:: Task objective ::
Each record below should be repeated precisely as written.

═══ Provided data

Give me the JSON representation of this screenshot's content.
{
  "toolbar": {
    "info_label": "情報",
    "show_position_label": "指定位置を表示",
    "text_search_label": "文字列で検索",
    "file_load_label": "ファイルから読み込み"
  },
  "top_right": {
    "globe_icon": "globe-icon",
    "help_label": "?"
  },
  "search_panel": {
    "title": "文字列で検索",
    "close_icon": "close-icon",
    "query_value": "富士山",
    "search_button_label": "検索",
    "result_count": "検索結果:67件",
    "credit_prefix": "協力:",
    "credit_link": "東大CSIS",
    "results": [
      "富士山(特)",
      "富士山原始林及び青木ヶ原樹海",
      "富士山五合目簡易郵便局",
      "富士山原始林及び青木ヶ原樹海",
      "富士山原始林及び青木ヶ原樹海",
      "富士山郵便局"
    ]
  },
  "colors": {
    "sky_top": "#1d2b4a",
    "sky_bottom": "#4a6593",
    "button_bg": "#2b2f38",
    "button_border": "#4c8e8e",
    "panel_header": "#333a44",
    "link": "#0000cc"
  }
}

══════

:: Problem solution ::
Give me the JSON representation of this screenshot's content.
{
  "toolbar": {
    "info_label": "情報",
    "show_position_label": "指定位置を表示",
    "text_search_label": "文字列で検索",
    "file_load_label": "ファイルから読み込み"
  },
  "top_right": {
    "globe_icon": "globe-icon",
    "help_label": "?"
  },
  "search_panel": {
    "title": "文字列で検索",
    "close_icon": "close-icon",
    "query_value": "富士山",
    "search_button_label": "検索",
    "result_count": "検索結果:67件",
    "credit_prefix": "協力:",
    "credit_link": "東大CSIS",
    "results": [
      "富士山(特)",
      "富士山原始林及び青木ヶ原樹海",
      "富士山五合目簡易郵便局",
      "富士山原始林及び青木ヶ原樹海",
      "富士山原始林及び青木ヶ原樹海",
      "富士山郵便局"
    ]
  },
  "colors": {
    "sky_top": "#1d2b4a",
    "sky_bottom": "#4a6593",
    "button_bg": "#2b2f38",
    "button_border": "#4c8e8e",
    "panel_header": "#333a44",
    "link": "#0000cc"
  }
}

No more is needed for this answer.